● **Description of the task**
Return every line below as is, leaving out the pictures.
--- Records for the exercise ---
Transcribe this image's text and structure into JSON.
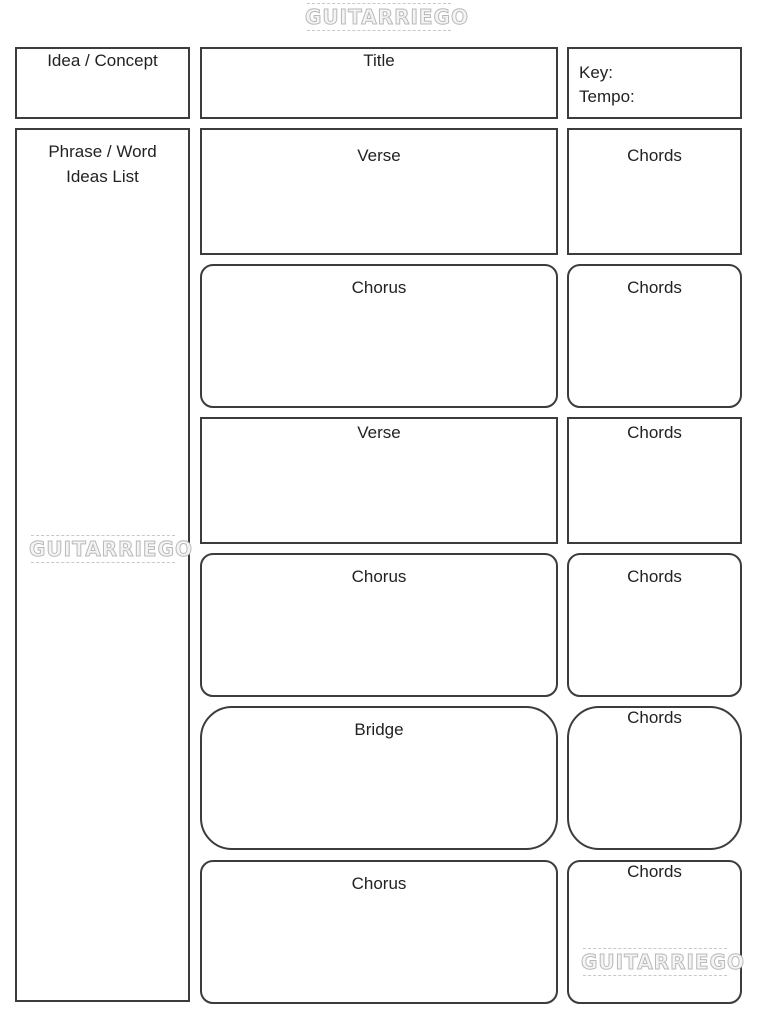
{
  "watermark": "GUITARRIEGO",
  "header": {
    "idea_label": "Idea / Concept",
    "title_label": "Title",
    "key_label": "Key:",
    "tempo_label": "Tempo:"
  },
  "sidebar": {
    "label_line1": "Phrase / Word",
    "label_line2": "Ideas List"
  },
  "sections": [
    {
      "label": "Verse",
      "chords_label": "Chords"
    },
    {
      "label": "Chorus",
      "chords_label": "Chords"
    },
    {
      "label": "Verse",
      "chords_label": "Chords"
    },
    {
      "label": "Chorus",
      "chords_label": "Chords"
    },
    {
      "label": "Bridge",
      "chords_label": "Chords"
    },
    {
      "label": "Chorus",
      "chords_label": "Chords"
    }
  ]
}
---
● **The output**
Transcribe this image's text and structure into JSON.
{
  "watermark": "GUITARRIEGO",
  "header": {
    "idea_label": "Idea / Concept",
    "title_label": "Title",
    "key_label": "Key:",
    "tempo_label": "Tempo:"
  },
  "sidebar": {
    "label_line1": "Phrase / Word",
    "label_line2": "Ideas List"
  },
  "sections": [
    {
      "label": "Verse",
      "chords_label": "Chords"
    },
    {
      "label": "Chorus",
      "chords_label": "Chords"
    },
    {
      "label": "Verse",
      "chords_label": "Chords"
    },
    {
      "label": "Chorus",
      "chords_label": "Chords"
    },
    {
      "label": "Bridge",
      "chords_label": "Chords"
    },
    {
      "label": "Chorus",
      "chords_label": "Chords"
    }
  ]
}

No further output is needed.